[Saved data entries]
════

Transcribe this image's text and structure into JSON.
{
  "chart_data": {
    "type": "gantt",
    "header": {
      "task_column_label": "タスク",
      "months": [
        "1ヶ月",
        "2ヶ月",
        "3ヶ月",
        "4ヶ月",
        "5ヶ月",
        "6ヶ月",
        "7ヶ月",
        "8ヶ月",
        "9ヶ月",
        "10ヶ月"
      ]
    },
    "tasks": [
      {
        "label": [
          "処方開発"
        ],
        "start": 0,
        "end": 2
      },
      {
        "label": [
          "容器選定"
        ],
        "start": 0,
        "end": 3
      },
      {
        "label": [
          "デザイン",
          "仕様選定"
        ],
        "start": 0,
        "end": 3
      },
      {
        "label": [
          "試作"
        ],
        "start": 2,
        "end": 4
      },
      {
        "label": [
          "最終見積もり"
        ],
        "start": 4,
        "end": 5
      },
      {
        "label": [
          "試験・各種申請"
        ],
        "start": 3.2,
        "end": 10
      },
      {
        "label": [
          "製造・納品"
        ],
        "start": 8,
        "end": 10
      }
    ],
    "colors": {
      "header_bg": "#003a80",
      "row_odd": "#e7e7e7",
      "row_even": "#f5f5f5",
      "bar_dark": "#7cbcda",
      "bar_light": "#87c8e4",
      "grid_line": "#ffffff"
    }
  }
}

════

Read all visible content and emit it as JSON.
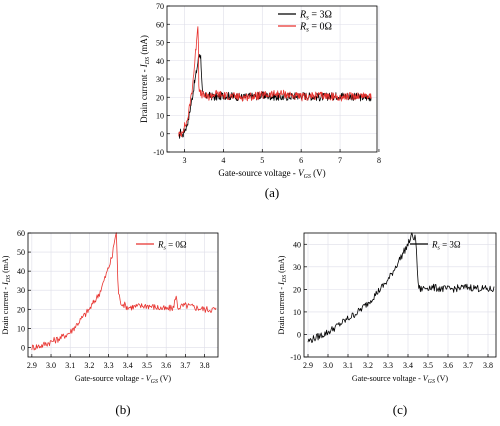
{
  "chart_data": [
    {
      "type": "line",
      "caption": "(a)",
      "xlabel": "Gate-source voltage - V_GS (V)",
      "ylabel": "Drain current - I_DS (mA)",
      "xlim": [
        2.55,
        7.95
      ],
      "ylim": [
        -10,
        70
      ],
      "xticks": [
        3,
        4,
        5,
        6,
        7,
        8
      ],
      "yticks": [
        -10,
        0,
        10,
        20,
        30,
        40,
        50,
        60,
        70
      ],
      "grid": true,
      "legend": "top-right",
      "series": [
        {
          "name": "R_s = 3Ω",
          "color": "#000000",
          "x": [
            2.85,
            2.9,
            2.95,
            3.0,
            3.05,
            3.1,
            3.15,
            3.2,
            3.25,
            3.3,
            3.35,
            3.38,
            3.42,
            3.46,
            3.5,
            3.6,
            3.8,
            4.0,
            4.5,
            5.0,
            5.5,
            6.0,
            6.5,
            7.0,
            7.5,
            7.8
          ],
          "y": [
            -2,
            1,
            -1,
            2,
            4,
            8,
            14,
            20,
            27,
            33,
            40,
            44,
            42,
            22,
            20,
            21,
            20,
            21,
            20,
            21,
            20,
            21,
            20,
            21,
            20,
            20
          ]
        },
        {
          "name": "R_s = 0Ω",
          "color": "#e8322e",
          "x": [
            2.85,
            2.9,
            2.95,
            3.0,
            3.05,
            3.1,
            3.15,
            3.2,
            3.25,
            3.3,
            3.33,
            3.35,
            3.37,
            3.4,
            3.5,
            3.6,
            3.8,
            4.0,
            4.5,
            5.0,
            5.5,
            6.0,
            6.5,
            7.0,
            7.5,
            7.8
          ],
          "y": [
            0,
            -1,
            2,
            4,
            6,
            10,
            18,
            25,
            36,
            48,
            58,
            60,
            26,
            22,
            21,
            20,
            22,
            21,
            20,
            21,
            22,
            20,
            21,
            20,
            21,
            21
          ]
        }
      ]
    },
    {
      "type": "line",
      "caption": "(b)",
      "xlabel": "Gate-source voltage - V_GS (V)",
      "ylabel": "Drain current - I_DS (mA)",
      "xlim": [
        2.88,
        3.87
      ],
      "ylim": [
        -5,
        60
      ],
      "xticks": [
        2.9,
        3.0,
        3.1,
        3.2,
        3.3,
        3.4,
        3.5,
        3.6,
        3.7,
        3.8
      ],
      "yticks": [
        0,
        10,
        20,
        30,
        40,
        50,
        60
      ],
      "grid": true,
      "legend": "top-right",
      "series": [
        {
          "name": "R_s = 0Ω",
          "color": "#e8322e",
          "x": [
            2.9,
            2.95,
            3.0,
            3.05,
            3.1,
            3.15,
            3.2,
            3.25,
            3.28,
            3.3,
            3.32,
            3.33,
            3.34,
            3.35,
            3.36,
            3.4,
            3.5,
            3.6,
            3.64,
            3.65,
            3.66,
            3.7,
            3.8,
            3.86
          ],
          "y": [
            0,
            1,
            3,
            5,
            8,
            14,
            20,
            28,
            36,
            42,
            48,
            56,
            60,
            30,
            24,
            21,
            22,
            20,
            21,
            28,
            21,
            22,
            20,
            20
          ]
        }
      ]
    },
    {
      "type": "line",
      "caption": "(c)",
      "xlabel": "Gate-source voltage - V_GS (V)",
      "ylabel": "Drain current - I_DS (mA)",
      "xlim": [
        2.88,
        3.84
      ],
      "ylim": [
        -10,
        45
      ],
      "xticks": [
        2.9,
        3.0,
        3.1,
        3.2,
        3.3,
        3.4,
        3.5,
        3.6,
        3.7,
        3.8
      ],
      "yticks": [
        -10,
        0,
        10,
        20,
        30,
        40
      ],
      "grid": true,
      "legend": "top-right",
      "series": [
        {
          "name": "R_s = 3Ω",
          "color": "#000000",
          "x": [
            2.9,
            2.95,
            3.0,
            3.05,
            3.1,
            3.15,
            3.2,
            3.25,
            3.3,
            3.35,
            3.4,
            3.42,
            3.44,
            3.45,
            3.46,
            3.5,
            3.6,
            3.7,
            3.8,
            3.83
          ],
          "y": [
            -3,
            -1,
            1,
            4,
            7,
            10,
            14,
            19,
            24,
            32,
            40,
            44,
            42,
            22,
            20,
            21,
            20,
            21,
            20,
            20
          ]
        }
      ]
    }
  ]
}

════

— EXERCISE BRIEF —
Scan the listing above. Gather each line that contains the word "JSON".

— FULL OUTPUT —
Transcribe this image's text and structure into JSON.
Read all visible content and emit it as JSON.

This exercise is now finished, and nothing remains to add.